● **YOUR INSTRUCTIONS**
From the entries below, pull out each line where "soát" appears.

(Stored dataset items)

>> BEGIN

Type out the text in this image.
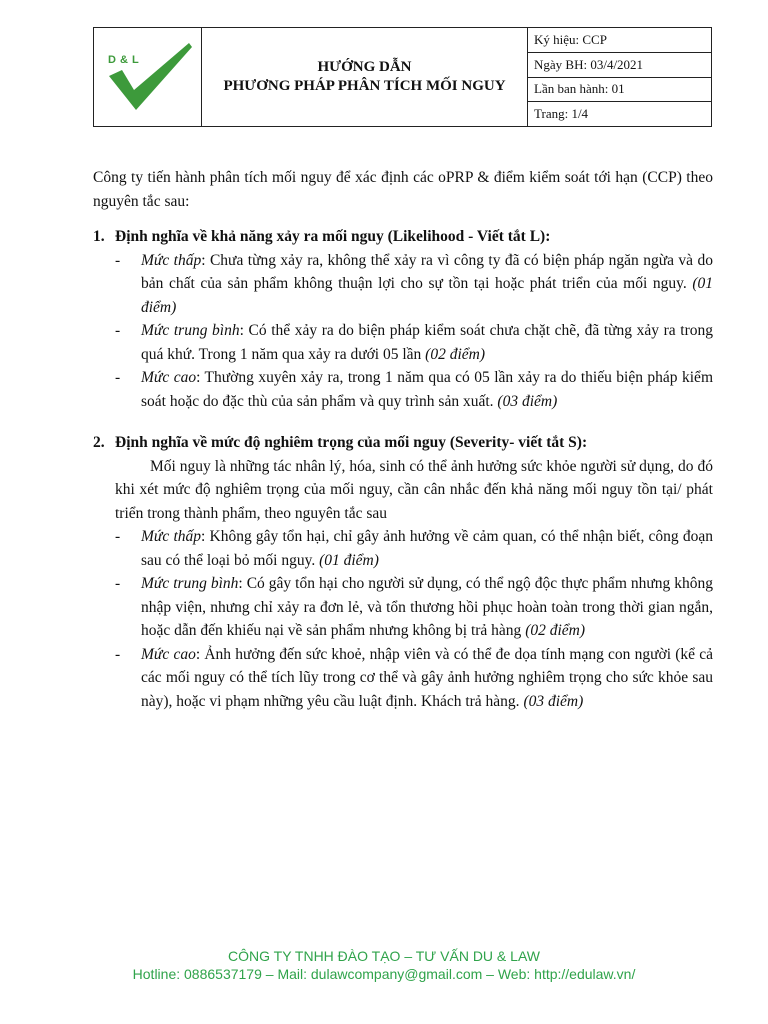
D & L	HƯỚNG DẪN
PHƯƠNG PHÁP PHÂN TÍCH MỐI NGUY
	Ký hiệu: CCP
Ngày BH: 03/4/2021
Lần ban hành: 01
Trang: 1/4

Công ty tiến hành phân tích mối nguy để xác định các oPRP & điểm kiểm soát tới hạn (CCP) theo nguyên tắc sau:

1. Định nghĩa về khả năng xảy ra mối nguy (Likelihood - Viết tắt L):
-	Mức thấp: Chưa từng xảy ra, không thể xảy ra vì công ty đã có biện pháp ngăn ngừa và do bản chất của sản phẩm không thuận lợi cho sự tồn tại hoặc phát triển của mối nguy. (01 điểm)
-	Mức trung bình: Có thể xảy ra do biện pháp kiểm soát chưa chặt chẽ, đã từng xảy ra trong quá khứ. Trong 1 năm qua xảy ra dưới 05 lần (02 điểm)
-	Mức cao: Thường xuyên xảy ra, trong 1 năm qua có 05 lần xảy ra do thiếu biện pháp kiểm soát hoặc do đặc thù của sản phẩm và quy trình sản xuất. (03 điểm)
2. Định nghĩa về mức độ nghiêm trọng của mối nguy (Severity- viết tắt S):

Mối nguy là những tác nhân lý, hóa, sinh có thể ảnh hưởng sức khỏe người sử dụng, do đó khi xét mức độ nghiêm trọng của mối nguy, cần cân nhắc đến khả năng mối nguy tồn tại/ phát triển trong thành phẩm, theo nguyên tắc sau

-	Mức thấp: Không gây tổn hại, chỉ gây ảnh hưởng về cảm quan, có thể nhận biết, công đoạn sau có thể loại bỏ mối nguy. (01 điểm)
-	Mức trung bình: Có gây tổn hại cho người sử dụng, có thể ngộ độc thực phẩm nhưng không nhập viện, nhưng chỉ xảy ra đơn lẻ, và tổn thương hồi phục hoàn toàn trong thời gian ngắn, hoặc dẫn đến khiếu nại về sản phẩm nhưng không bị trả hàng (02 điểm)
-	Mức cao: Ảnh hưởng đến sức khoẻ, nhập viên và có thể đe dọa tính mạng con người (kể cả các mối nguy có thể tích lũy trong cơ thể và gây ảnh hưởng nghiêm trọng cho sức khỏe sau này), hoặc vi phạm những yêu cầu luật định. Khách trả hàng. (03 điểm)
CÔNG TY TNHH ĐÀO TẠO – TƯ VẤN DU & LAW
Hotline: 0886537179 – Mail: dulawcompany@gmail.com – Web: http://edulaw.vn/
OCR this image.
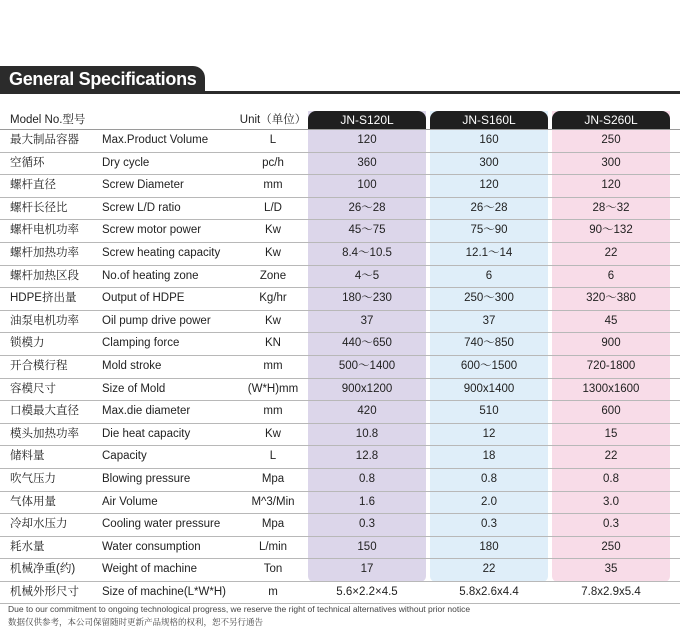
General Specifications
JN-S120L	JN-S160L	JN-S260L
Model No.型号	Unit（单位）
最大制品容器 Max.Product Volume	L	120	160	250
空循环	Dry cycle	pc/h	360	300	300
螺杆直径	Screw Diameter	mm	100	120	120
螺杆长径比	Screw L/D ratio	L/D	26～28	26～28	28～32
螺杆电机功率 Screw motor power	Kw	45～75	75～90	90～132
螺杆加热功率 Screw heating capacity	Kw	8.4～10.5	12.1～14	22
螺杆加热区段 No.of heating zone	Zone	4～5	6	6
HDPE挤出量 Output of HDPE	Kg/hr	180～230	250～300	320～380
油泵电机功率 Oil pump drive power	Kw	37	37	45
锁模力	Clamping force	KN	440～650	740～850	900
开合模行程	Mold stroke	mm	500～1400	600～1500	720-1800
容模尺寸	Size of Mold	(W*H)mm	900x1200	900x1400	1300x1600
口模最大直径 Max.die diameter	mm	420	510	600
模头加热功率 Die heat capacity	Kw	10.8	12	15
储料量	Capacity	L	12.8	18	22
吹气压力	Blowing pressure	Mpa	0.8	0.8	0.8
气体用量	Air Volume	M^3/Min	1.6	2.0	3.0
冷却水压力	Cooling water pressure	Mpa	0.3	0.3	0.3
耗水量	Water consumption	L/min	150	180	250
机械净重(约) Weight of machine	Ton	17	22	35
机械外形尺寸 Size of machine(L*W*H)	m	5.6×2.2×4.5	5.8x2.6x4.4	7.8x2.9x5.4
Due to our commitment to ongoing technological progress, we reserve the right of technical alternatives without prior notice
数据仅供参考，本公司保留随时更新产品规格的权利，恕不另行通告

>> END

● **FINAL RESULT**
Công ty tiến hành phân tích mối nguy để xác định các oPRP & điểm kiểm soát tới hạn (CCP) theo nguyên tắc sau:
-	Mức trung bình: Có thể xảy ra do biện pháp kiểm soát chưa chặt chẽ, đã từng xảy ra trong quá khứ. Trong 1 năm qua xảy ra dưới 05 lần (02 điểm)
-	Mức cao: Thường xuyên xảy ra, trong 1 năm qua có 05 lần xảy ra do thiếu biện pháp kiểm soát hoặc do đặc thù của sản phẩm và quy trình sản xuất. (03 điểm)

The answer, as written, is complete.